### [Exercise text]
=== Begin Enclosure ===
Signals: An Inspiring Story of Life after Life

by Joel Rothschild
review

Ron Suresha: This review was originally published in White Crane Journal (Issue #51). It is reprinted with permsission from www.whitecranejournal.com online.

In 1986, fitness instructor Joel Rothschild was diagnosed with AIDS. Eight years later, following the death of his closest friend, Albert, Joel experienced a “psychic awakening.”

Signals chronicles Joel's return to health along with a corresponding heightened sense of spirituality, probably “spiritualism” is more accurate here, which manifested in paranormal abilities (primarily foreshadowing and channeling), along with a heart-stirring panoply of synchronicities.

Amid the catastrophe of early ‘90s AIDS-ridden L.A., Joel and Albert struggled in the face of their failing health to grow a thin measure of faith. They made a pact to inform the other person beforehand if one of them chose suicide.

They also pledged to return whoever died first to this earthly realm somehow to give the other a signal of their afterlife presence. Unexpectedly and without prior notice to Joel, Albert took his own life by drug overdose. This apparent betrayal was followed promptly by a reversal: Albert reappeared first as voice, then as glowing visage, to affirm and guide Joel's continuing existence.

While simultaneously trying to make sense of Albert's death and regain his own health, Joel experienced various phenomena, which he interpreted as signals from his buddy beyond. Many of these events, such as incongruous appearances of a hummingbird, or a voice commanding the author to stop suddenly at a green light and thus avoid a five-vehicle pile-up seconds later, seem magical, some would say miraculous.

As Joel's physical health improved and psychic abilities increased with the combo-therapy of protease inhibitors and reborn faith, he “received” many messages for people in his life regarding their lost loved ones. The best of these channelled messages emphasize a unitive identity: “We are all one.”
=== End Enclosure ===
### [Required work]
- a) According to the book review, in what year was Joel Rothschild diagnosed with AIDS?
- b) Summarize the book review in two sentences.
- c) List every person named in the book review.
The listing has nothing to do with the book review.

### [Record excerpts]
=== Begin Enclosure ===
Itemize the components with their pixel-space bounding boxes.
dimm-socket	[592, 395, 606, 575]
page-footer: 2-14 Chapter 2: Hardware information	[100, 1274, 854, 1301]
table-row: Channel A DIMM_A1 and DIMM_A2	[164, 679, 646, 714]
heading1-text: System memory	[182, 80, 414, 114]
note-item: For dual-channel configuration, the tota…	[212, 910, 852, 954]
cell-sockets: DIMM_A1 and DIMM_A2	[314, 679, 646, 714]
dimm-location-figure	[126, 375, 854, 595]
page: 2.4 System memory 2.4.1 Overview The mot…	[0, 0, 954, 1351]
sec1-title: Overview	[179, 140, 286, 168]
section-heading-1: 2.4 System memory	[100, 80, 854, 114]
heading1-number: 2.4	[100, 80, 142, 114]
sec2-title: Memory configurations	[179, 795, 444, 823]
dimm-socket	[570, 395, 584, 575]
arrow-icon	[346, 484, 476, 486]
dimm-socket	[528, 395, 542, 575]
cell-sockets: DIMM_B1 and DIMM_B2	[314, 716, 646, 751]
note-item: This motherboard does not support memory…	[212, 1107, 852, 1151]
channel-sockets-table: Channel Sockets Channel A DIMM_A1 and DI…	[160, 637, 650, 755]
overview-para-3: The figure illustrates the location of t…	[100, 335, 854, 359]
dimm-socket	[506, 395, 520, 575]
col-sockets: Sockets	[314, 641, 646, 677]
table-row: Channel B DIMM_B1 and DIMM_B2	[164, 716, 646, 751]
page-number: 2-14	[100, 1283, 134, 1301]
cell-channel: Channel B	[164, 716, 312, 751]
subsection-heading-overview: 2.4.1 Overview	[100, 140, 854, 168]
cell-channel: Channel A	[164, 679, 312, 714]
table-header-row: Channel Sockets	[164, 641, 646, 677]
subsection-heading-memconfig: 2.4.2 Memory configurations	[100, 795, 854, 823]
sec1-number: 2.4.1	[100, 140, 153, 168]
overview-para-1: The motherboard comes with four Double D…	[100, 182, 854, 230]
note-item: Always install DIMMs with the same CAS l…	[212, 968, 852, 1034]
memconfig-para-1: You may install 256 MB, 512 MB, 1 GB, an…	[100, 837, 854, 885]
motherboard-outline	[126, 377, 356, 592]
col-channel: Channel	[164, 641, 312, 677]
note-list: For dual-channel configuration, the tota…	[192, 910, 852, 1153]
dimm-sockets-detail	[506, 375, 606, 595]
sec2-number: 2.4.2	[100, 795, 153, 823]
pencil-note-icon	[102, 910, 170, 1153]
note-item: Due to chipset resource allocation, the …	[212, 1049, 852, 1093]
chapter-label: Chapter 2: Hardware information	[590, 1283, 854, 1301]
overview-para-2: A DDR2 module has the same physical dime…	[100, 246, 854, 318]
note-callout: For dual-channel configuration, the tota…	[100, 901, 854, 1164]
=== End Enclosure ===
### [Answers per task]
- a) 1986

- b) The book review describes Signals, in which Joel Rothschild, diagnosed with AIDS in 1986, tells of a "psychic awakening" after his closest friend Albert took his own life by drug overdose. Joel interpreted various phenomena as signals from Albert, and as his health improved with protease inhibitors and reborn faith, he received messages for people about their lost loved ones.

- c) Ron Suresha, Joel Rothschild, Albert